» Document segment:

━━━━━━━━━━

LEO HORN-PHATHANOTHAI: To an earlier profile, exactly. The reason this is an important point to emphasize is because a lot of countries and a lot of commentators are looking at the China model as validation of certain regimes which may be authoritarian. I think the China model is used as validation of a model of growth which is basically economic liberty, economic freedom, plus political repression. I think that is a very dangerous mischaracterization.

I think the key thing is the social contract. In China there is a very unique social contract, where there is primacy given to the concept of social order versus individual freedom. The basic social contract in China is very different from what I see, for example, in most of Africa.

DEVIN STEWART: Do you relate this to the Confucian tradition in China?

LEO HORN-PHATHANOTHAI: The Confucian tradition is a very important part of that.

The second thing is that size is a lure in itself in the Chinese case.

DEVIN STEWART:
The size of the country.

LEO HORN-PHATHANOTHAI: The size of the country. The fact that you have a massive latent pool of cheap labor, on the one hand, and on the other hand, you have a market of over 1 billion—all of these things make China an inherently attractive destination for international capital.

DEVIN STEWART: So they have leverage in terms of capital.

LEO HORN-PHATHANOTHAI: Exactly.

DEVIN STEWART: So they can call the shots and get away with it.

LEO HORN-PHATHANOTHAI: Yes.

DEVIN STEWART:
What you're basically saying is, in a sense, China is unique. I think we all agree on that. I think all countries are unique. But let me ask you a somewhat playful question, going back to this idea of China reverting back to its grand place in international affairs. You hear this a lot. It is perceived to be the case that the Chinese and a lot of people in Asia see it as almost like an equilibrium. The equilibrium of international affairs is that China is a big player. That's the way it has been for more than 1,000 years. If you average it out, the past couple hundred years or so have been an anomaly.

━━━━━━━━━━

» Data to use:
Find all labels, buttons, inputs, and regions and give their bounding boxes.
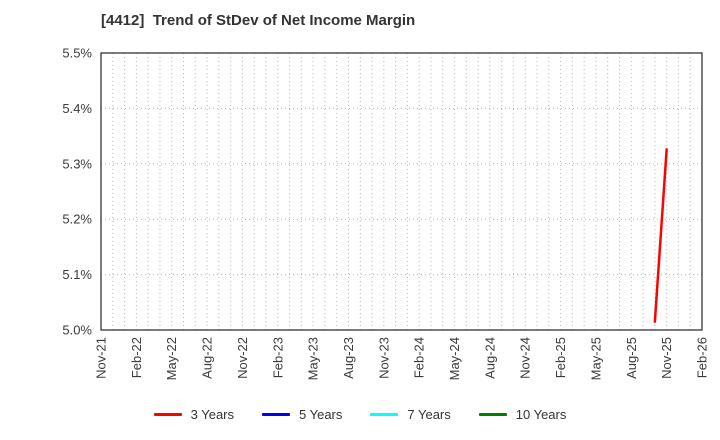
legend-label: 10 Years [515,406,567,422]
legend-label: 3 Years [190,406,234,422]
x-tick-label: Aug-22 [200,337,215,379]
x-tick-label: Aug-23 [341,337,356,379]
legend-item-10-years: 10 Years [478,406,567,422]
x-tick-label: May-25 [588,337,603,380]
legend-item-7-years: 7 Years [370,406,451,422]
x-tick-label: May-24 [447,337,462,380]
x-tick-label: Nov-21 [94,337,109,379]
y-tick-label: 5.3% [62,156,92,171]
legend-line-swatch-10-years [478,412,507,416]
series-line-3-years [653,148,668,323]
legend-line-swatch-7-years [370,412,399,416]
legend-line-swatch-3-years [153,412,182,416]
x-tick-label: Aug-25 [624,337,639,379]
y-tick-label: 5.5% [62,46,92,61]
legend-line-swatch-5-years [262,412,290,416]
legend: 3 Years 5 Years 7 Years 10 Years [0,404,720,424]
legend-item-3-years: 3 Years [153,406,234,422]
axis-frame [100,52,703,331]
legend-label: 5 Years [299,406,343,422]
legend-label: 7 Years [407,406,451,422]
chart-title: [4412] Trend of StDev of Net Income Marg… [101,12,416,29]
x-tick-label: Aug-24 [482,337,497,379]
x-tick-label: Feb-26 [695,337,710,378]
x-tick-label: May-23 [306,337,321,380]
y-tick-label: 5.0% [62,323,92,338]
x-tick-label: Nov-22 [235,337,250,379]
x-tick-label: Nov-24 [518,337,533,379]
x-tick-label: Feb-25 [553,337,568,378]
legend-item-5-years: 5 Years [262,408,342,421]
y-tick-label: 5.4% [62,101,92,116]
x-tick-label: Feb-23 [270,337,285,378]
x-tick-label: Feb-22 [129,337,144,378]
x-tick-label: Feb-24 [412,337,427,378]
y-tick-label: 5.1% [62,267,92,282]
y-tick-label: 5.2% [62,212,92,227]
x-tick-label: May-22 [164,337,179,380]
x-tick-label: Nov-23 [376,337,391,379]
x-tick-label: Nov-25 [659,337,674,379]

━━━━━━━━━━

» Direction 1: According to the interview, why is China an inherently attractive destination for international capital? Answer in one to three sentences.
» Direction 2: Please reproduce the lines of the records, starting at the line that contains "legend-label: 10 Years [515,406,567,422]" and stopping after the line that contains "y-tick-label: 5.5% [62,46,92,61]".
The interview and the records come from unrelated sources.

» Full solution 1: China's size makes it attractive. It has a massive latent pool of cheap labor and a market of over 1 billion.

» Full solution 2:
legend-label: 10 Years [515,406,567,422]
legend-label: 3 Years [190,406,234,422]
x-tick-label: Aug-22 [200,337,215,379]
x-tick-label: Aug-23 [341,337,356,379]
legend-item-10-years: 10 Years [478,406,567,422]
x-tick-label: May-25 [588,337,603,380]
legend-item-7-years: 7 Years [370,406,451,422]
x-tick-label: May-24 [447,337,462,380]
x-tick-label: Nov-21 [94,337,109,379]
y-tick-label: 5.3% [62,156,92,171]
legend-line-swatch-10-years [478,412,507,416]
series-line-3-years [653,148,668,323]
legend-line-swatch-7-years [370,412,399,416]
legend-line-swatch-3-years [153,412,182,416]
x-tick-label: Aug-25 [624,337,639,379]
y-tick-label: 5.5% [62,46,92,61]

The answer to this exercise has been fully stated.